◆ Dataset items
— Begin —

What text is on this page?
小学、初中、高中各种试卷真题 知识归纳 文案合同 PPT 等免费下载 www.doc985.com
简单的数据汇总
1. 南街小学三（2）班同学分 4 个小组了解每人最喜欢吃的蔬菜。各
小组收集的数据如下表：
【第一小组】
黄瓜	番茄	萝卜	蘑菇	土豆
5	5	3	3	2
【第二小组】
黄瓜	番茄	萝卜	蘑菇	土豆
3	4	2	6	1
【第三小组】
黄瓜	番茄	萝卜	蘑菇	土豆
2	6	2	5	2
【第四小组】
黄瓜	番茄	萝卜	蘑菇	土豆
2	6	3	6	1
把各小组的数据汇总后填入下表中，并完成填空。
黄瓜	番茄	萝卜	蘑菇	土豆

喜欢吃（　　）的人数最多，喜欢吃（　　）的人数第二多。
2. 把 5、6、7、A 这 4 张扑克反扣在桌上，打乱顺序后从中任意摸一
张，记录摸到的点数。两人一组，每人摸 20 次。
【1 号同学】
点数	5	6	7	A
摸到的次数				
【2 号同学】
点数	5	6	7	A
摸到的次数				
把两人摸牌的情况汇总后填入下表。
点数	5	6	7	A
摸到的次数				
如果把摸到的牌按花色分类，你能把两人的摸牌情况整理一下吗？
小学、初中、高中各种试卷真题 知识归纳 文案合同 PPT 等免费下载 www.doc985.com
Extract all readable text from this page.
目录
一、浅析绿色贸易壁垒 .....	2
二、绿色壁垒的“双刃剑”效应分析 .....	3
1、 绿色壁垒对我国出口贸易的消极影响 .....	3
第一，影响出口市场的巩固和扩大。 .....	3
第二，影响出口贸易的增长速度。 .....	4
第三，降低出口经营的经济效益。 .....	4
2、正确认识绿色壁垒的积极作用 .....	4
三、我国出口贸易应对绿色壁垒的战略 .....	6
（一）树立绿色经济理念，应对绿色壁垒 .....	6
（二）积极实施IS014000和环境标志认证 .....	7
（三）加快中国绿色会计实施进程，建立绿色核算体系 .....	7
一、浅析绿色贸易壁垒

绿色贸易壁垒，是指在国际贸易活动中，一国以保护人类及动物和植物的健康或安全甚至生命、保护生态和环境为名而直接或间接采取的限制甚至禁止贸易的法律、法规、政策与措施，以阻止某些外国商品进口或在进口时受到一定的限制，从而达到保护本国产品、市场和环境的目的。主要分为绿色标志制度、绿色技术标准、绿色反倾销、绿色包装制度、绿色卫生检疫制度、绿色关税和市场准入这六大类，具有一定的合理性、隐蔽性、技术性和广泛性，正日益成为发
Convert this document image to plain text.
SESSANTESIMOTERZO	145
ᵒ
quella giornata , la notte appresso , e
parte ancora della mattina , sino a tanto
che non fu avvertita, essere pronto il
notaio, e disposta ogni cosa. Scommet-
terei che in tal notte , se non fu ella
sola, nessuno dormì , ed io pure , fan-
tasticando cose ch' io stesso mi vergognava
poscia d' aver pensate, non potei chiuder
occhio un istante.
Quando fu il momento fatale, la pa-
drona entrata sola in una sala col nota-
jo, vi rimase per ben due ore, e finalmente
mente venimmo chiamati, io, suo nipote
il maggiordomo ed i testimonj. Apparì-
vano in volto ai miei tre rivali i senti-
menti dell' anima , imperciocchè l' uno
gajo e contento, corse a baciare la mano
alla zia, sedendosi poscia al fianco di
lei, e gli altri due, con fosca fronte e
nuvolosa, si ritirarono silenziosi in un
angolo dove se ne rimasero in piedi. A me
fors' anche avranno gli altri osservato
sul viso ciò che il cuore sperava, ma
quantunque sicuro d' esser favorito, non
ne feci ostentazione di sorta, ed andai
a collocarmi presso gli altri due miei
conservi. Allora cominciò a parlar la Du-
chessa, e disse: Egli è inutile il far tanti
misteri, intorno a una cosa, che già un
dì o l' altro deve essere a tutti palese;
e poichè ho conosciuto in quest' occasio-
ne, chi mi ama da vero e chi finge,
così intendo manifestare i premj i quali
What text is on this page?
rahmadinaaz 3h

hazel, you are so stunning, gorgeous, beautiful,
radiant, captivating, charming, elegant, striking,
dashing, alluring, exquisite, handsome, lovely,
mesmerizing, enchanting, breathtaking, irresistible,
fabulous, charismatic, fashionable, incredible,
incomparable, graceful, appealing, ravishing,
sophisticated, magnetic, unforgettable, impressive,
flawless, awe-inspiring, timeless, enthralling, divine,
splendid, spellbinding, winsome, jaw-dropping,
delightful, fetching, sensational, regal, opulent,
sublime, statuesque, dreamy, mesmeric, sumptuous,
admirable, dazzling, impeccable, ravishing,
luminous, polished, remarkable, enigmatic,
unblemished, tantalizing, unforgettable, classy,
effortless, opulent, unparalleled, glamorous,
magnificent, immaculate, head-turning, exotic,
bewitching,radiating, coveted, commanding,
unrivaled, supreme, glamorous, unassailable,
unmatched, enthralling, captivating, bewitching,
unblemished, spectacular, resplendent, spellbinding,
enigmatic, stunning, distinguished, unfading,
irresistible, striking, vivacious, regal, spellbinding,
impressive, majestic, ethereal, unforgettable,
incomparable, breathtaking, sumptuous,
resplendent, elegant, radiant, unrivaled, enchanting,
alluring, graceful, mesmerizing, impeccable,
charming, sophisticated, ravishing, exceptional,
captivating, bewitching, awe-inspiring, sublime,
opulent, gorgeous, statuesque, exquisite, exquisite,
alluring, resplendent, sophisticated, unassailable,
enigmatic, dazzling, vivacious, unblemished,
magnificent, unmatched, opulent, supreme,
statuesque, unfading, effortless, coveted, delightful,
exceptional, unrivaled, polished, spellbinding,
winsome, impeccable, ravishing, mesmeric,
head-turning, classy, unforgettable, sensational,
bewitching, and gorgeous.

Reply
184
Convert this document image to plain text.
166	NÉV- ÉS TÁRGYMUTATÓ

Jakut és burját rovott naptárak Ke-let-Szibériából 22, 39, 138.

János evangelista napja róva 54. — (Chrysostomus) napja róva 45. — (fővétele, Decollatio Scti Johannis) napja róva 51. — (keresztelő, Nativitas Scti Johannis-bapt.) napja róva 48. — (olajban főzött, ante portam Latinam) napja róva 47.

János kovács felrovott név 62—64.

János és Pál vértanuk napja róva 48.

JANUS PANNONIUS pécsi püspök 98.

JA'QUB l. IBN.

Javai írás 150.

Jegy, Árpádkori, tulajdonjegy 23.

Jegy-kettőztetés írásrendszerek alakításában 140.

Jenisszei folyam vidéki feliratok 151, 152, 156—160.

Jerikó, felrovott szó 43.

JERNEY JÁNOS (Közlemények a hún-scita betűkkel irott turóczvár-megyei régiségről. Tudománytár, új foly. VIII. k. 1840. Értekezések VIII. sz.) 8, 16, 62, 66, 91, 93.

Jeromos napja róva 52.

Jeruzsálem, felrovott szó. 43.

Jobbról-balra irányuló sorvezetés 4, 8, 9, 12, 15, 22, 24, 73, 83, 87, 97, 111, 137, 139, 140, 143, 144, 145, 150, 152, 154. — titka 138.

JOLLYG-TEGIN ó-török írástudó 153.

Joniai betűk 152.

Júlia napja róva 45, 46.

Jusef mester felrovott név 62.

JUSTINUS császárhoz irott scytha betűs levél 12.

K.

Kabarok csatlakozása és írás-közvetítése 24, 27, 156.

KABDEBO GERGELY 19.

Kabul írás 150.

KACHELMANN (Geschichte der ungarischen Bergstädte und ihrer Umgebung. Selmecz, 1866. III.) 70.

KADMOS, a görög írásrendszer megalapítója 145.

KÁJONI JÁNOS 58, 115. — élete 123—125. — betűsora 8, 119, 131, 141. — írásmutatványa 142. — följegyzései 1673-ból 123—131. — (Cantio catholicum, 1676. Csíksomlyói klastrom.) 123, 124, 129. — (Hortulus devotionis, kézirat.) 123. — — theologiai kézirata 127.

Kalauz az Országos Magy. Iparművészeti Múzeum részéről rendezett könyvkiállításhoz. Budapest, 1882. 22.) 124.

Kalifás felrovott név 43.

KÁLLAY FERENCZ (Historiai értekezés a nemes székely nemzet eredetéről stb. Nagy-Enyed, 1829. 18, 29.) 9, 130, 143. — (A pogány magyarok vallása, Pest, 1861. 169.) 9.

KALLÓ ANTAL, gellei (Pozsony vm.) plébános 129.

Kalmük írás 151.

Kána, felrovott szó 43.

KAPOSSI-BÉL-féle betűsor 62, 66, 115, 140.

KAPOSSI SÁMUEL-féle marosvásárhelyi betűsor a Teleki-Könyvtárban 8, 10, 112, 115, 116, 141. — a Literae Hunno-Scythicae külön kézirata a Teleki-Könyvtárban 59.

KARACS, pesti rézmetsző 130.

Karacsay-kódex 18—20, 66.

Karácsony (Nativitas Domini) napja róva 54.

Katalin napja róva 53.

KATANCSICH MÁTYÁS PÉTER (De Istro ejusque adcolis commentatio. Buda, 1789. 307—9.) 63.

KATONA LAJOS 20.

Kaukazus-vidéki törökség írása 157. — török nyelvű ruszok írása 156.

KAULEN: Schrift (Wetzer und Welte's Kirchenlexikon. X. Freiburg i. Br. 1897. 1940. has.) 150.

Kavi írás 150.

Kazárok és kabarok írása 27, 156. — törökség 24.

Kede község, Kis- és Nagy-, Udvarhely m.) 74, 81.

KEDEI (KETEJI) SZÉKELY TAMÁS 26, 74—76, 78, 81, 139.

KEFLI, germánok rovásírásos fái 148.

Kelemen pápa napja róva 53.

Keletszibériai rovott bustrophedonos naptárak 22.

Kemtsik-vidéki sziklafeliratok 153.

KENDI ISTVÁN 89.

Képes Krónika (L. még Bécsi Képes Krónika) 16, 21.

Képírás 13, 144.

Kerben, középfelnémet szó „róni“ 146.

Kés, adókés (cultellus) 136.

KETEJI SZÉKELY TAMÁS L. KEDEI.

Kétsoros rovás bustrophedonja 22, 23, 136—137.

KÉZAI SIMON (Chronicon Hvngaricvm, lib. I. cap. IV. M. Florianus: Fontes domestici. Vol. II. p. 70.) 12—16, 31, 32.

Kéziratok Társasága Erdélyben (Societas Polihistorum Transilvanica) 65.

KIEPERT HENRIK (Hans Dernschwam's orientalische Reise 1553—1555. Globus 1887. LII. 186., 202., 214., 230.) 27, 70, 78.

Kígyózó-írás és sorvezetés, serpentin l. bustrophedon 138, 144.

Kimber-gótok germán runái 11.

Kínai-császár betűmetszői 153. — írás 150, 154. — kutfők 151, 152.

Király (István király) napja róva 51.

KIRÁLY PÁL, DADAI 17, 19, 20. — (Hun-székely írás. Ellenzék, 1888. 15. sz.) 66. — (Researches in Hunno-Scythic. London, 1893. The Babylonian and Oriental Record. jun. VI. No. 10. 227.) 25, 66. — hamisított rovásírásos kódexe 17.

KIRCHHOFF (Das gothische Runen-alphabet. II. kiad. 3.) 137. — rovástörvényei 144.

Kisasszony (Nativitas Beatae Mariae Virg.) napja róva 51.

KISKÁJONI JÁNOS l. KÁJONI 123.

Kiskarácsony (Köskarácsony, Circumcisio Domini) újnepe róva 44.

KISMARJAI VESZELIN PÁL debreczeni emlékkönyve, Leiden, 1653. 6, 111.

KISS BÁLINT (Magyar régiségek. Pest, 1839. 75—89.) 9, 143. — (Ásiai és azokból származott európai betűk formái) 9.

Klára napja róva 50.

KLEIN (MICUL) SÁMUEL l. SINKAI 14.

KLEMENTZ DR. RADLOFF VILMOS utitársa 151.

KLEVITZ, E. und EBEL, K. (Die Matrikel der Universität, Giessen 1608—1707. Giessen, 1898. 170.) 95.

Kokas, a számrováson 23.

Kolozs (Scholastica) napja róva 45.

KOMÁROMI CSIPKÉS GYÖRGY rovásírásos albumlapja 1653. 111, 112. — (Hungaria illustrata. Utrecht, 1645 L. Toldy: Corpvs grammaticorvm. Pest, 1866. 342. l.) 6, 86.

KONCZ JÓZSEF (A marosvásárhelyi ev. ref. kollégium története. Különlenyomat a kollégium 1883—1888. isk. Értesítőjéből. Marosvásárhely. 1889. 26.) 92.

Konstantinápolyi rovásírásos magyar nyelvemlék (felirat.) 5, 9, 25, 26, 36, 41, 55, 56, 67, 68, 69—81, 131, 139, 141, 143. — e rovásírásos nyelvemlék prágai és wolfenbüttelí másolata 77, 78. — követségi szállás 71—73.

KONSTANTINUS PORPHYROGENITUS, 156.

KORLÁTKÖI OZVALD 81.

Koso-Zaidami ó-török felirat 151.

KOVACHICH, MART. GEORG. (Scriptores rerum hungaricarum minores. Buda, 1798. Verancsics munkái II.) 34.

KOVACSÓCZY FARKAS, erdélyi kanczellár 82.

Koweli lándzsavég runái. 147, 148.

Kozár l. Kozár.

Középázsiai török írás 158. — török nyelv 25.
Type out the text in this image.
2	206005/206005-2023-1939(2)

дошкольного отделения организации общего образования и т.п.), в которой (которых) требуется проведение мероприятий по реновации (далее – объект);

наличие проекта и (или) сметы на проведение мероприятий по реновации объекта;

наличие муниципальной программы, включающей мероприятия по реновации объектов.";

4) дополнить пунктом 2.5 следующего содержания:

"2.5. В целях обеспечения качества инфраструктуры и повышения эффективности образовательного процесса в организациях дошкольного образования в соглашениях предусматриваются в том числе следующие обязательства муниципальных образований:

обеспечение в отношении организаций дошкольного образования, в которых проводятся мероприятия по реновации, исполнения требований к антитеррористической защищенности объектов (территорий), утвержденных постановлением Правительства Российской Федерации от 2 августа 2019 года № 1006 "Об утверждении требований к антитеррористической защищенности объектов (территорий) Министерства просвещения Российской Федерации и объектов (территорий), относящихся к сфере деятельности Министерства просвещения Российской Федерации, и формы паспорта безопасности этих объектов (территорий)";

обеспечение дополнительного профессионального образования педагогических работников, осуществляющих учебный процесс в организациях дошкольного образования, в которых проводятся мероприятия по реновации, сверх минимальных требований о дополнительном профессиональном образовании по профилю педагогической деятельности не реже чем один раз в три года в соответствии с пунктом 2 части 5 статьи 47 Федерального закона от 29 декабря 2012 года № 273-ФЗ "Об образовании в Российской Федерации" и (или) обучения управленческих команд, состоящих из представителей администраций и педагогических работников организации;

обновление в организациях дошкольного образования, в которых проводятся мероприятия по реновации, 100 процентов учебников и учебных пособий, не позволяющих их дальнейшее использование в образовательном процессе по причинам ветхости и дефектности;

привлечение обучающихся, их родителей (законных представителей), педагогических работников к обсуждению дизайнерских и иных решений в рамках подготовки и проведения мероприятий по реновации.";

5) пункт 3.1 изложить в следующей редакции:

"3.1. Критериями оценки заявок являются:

— End —

◆ TASK DESCRIPTION
Read through the entries and copy each line in which "unforgettable" appears.

◆ EXERCISE RESPONSE
sophisticated, magnetic, unforgettable, impressive,
unblemished, tantalizing, unforgettable, classy,
impressive, majestic, ethereal, unforgettable,
head-turning, classy, unforgettable, sensational,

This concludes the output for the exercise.